■ **Work to be completed**
Repeat, without any change, the entries presented below.
++++++++++++++++++++
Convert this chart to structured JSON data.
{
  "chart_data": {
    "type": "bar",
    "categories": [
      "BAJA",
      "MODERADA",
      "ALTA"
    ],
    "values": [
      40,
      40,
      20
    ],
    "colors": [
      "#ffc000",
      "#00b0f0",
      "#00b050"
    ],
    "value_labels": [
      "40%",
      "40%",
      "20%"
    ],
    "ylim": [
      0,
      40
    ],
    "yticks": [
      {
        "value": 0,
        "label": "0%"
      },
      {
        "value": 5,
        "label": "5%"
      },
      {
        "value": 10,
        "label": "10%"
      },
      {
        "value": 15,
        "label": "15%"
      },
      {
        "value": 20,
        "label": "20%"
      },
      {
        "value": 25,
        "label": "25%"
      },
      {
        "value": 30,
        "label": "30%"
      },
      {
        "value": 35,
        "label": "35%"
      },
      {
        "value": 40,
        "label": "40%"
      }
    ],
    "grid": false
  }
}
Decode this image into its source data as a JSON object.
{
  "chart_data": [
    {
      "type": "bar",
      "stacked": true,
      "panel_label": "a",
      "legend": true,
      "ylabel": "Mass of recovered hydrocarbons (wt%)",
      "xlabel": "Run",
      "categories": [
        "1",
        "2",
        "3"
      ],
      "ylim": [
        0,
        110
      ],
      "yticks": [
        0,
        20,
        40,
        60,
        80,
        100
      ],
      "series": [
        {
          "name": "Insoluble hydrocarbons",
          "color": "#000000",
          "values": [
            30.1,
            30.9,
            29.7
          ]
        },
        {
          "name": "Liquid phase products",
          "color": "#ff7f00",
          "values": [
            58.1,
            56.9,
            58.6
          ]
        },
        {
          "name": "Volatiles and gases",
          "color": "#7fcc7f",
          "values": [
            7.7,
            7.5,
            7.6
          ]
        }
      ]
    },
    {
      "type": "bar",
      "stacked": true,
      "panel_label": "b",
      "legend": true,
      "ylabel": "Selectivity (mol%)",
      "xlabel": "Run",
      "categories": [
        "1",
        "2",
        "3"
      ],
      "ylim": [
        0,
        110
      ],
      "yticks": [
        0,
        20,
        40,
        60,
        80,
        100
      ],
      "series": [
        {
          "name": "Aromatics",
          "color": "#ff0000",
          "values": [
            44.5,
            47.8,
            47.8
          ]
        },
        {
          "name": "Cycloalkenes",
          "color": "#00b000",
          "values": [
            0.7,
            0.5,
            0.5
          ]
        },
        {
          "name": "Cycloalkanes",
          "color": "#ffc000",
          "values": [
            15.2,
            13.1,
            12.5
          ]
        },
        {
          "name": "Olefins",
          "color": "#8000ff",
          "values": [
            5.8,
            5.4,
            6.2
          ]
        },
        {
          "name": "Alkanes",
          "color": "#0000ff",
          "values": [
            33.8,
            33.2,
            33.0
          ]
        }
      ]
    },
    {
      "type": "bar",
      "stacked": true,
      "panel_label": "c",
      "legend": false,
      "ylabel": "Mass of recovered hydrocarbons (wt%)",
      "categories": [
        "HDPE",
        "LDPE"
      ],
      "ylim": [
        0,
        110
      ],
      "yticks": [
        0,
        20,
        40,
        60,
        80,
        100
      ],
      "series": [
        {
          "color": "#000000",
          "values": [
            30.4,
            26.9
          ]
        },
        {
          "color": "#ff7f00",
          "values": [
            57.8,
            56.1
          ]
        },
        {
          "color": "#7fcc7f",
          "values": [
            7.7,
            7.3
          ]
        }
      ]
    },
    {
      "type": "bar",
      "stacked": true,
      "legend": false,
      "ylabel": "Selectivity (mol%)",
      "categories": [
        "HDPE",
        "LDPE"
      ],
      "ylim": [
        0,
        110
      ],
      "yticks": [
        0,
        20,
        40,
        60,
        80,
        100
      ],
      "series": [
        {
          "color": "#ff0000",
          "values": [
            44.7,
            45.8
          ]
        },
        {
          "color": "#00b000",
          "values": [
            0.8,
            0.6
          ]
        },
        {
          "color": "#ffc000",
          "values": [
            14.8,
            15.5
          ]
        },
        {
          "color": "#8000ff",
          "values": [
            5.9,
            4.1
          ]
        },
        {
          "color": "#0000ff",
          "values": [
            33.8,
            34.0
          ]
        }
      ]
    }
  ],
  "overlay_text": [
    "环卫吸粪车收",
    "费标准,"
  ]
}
++++++++++++++++++++
■ **Finished answer**
Convert this chart to structured JSON data.
{
  "chart_data": {
    "type": "bar",
    "categories": [
      "BAJA",
      "MODERADA",
      "ALTA"
    ],
    "values": [
      40,
      40,
      20
    ],
    "colors": [
      "#ffc000",
      "#00b0f0",
      "#00b050"
    ],
    "value_labels": [
      "40%",
      "40%",
      "20%"
    ],
    "ylim": [
      0,
      40
    ],
    "yticks": [
      {
        "value": 0,
        "label": "0%"
      },
      {
        "value": 5,
        "label": "5%"
      },
      {
        "value": 10,
        "label": "10%"
      },
      {
        "value": 15,
        "label": "15%"
      },
      {
        "value": 20,
        "label": "20%"
      },
      {
        "value": 25,
        "label": "25%"
      },
      {
        "value": 30,
        "label": "30%"
      },
      {
        "value": 35,
        "label": "35%"
      },
      {
        "value": 40,
        "label": "40%"
      }
    ],
    "grid": false
  }
}
Decode this image into its source data as a JSON object.
{
  "chart_data": [
    {
      "type": "bar",
      "stacked": true,
      "panel_label": "a",
      "legend": true,
      "ylabel": "Mass of recovered hydrocarbons (wt%)",
      "xlabel": "Run",
      "categories": [
        "1",
        "2",
        "3"
      ],
      "ylim": [
        0,
        110
      ],
      "yticks": [
        0,
        20,
        40,
        60,
        80,
        100
      ],
      "series": [
        {
          "name": "Insoluble hydrocarbons",
          "color": "#000000",
          "values": [
            30.1,
            30.9,
            29.7
          ]
        },
        {
          "name": "Liquid phase products",
          "color": "#ff7f00",
          "values": [
            58.1,
            56.9,
            58.6
          ]
        },
        {
          "name": "Volatiles and gases",
          "color": "#7fcc7f",
          "values": [
            7.7,
            7.5,
            7.6
          ]
        }
      ]
    },
    {
      "type": "bar",
      "stacked": true,
      "panel_label": "b",
      "legend": true,
      "ylabel": "Selectivity (mol%)",
      "xlabel": "Run",
      "categories": [
        "1",
        "2",
        "3"
      ],
      "ylim": [
        0,
        110
      ],
      "yticks": [
        0,
        20,
        40,
        60,
        80,
        100
      ],
      "series": [
        {
          "name": "Aromatics",
          "color": "#ff0000",
          "values": [
            44.5,
            47.8,
            47.8
          ]
        },
        {
          "name": "Cycloalkenes",
          "color": "#00b000",
          "values": [
            0.7,
            0.5,
            0.5
          ]
        },
        {
          "name": "Cycloalkanes",
          "color": "#ffc000",
          "values": [
            15.2,
            13.1,
            12.5
          ]
        },
        {
          "name": "Olefins",
          "color": "#8000ff",
          "values": [
            5.8,
            5.4,
            6.2
          ]
        },
        {
          "name": "Alkanes",
          "color": "#0000ff",
          "values": [
            33.8,
            33.2,
            33.0
          ]
        }
      ]
    },
    {
      "type": "bar",
      "stacked": true,
      "panel_label": "c",
      "legend": false,
      "ylabel": "Mass of recovered hydrocarbons (wt%)",
      "categories": [
        "HDPE",
        "LDPE"
      ],
      "ylim": [
        0,
        110
      ],
      "yticks": [
        0,
        20,
        40,
        60,
        80,
        100
      ],
      "series": [
        {
          "color": "#000000",
          "values": [
            30.4,
            26.9
          ]
        },
        {
          "color": "#ff7f00",
          "values": [
            57.8,
            56.1
          ]
        },
        {
          "color": "#7fcc7f",
          "values": [
            7.7,
            7.3
          ]
        }
      ]
    },
    {
      "type": "bar",
      "stacked": true,
      "legend": false,
      "ylabel": "Selectivity (mol%)",
      "categories": [
        "HDPE",
        "LDPE"
      ],
      "ylim": [
        0,
        110
      ],
      "yticks": [
        0,
        20,
        40,
        60,
        80,
        100
      ],
      "series": [
        {
          "color": "#ff0000",
          "values": [
            44.7,
            45.8
          ]
        },
        {
          "color": "#00b000",
          "values": [
            0.8,
            0.6
          ]
        },
        {
          "color": "#ffc000",
          "values": [
            14.8,
            15.5
          ]
        },
        {
          "color": "#8000ff",
          "values": [
            5.9,
            4.1
          ]
        },
        {
          "color": "#0000ff",
          "values": [
            33.8,
            34.0
          ]
        }
      ]
    }
  ],
  "overlay_text": [
    "环卫吸粪车收",
    "费标准,"
  ]
}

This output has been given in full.